» Entries
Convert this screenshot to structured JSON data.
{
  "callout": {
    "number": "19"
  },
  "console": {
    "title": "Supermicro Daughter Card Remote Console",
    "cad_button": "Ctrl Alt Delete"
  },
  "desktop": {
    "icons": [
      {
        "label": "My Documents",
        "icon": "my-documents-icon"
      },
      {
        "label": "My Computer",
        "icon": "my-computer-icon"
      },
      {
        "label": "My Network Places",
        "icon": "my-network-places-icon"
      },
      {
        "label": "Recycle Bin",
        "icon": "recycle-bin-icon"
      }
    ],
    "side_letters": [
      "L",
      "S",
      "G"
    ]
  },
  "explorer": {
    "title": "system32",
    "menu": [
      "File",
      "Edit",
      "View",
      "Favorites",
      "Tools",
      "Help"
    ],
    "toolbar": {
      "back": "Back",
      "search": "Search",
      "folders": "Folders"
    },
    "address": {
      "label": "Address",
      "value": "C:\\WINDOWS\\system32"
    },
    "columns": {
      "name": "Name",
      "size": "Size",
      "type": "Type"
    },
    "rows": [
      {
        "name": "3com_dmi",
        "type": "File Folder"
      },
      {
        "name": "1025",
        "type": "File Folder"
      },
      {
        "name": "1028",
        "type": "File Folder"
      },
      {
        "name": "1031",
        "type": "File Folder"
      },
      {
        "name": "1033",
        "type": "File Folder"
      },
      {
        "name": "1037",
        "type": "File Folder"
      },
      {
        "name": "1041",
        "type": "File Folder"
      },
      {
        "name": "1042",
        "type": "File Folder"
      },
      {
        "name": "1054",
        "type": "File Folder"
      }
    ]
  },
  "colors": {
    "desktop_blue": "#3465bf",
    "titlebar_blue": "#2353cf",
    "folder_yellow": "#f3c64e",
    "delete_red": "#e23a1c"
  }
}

» Work to complete
Write out all the entries exactly.

» Result for this task
Convert this screenshot to structured JSON data.
{
  "callout": {
    "number": "19"
  },
  "console": {
    "title": "Supermicro Daughter Card Remote Console",
    "cad_button": "Ctrl Alt Delete"
  },
  "desktop": {
    "icons": [
      {
        "label": "My Documents",
        "icon": "my-documents-icon"
      },
      {
        "label": "My Computer",
        "icon": "my-computer-icon"
      },
      {
        "label": "My Network Places",
        "icon": "my-network-places-icon"
      },
      {
        "label": "Recycle Bin",
        "icon": "recycle-bin-icon"
      }
    ],
    "side_letters": [
      "L",
      "S",
      "G"
    ]
  },
  "explorer": {
    "title": "system32",
    "menu": [
      "File",
      "Edit",
      "View",
      "Favorites",
      "Tools",
      "Help"
    ],
    "toolbar": {
      "back": "Back",
      "search": "Search",
      "folders": "Folders"
    },
    "address": {
      "label": "Address",
      "value": "C:\\WINDOWS\\system32"
    },
    "columns": {
      "name": "Name",
      "size": "Size",
      "type": "Type"
    },
    "rows": [
      {
        "name": "3com_dmi",
        "type": "File Folder"
      },
      {
        "name": "1025",
        "type": "File Folder"
      },
      {
        "name": "1028",
        "type": "File Folder"
      },
      {
        "name": "1031",
        "type": "File Folder"
      },
      {
        "name": "1033",
        "type": "File Folder"
      },
      {
        "name": "1037",
        "type": "File Folder"
      },
      {
        "name": "1041",
        "type": "File Folder"
      },
      {
        "name": "1042",
        "type": "File Folder"
      },
      {
        "name": "1054",
        "type": "File Folder"
      }
    ]
  },
  "colors": {
    "desktop_blue": "#3465bf",
    "titlebar_blue": "#2353cf",
    "folder_yellow": "#f3c64e",
    "delete_red": "#e23a1c"
  }
}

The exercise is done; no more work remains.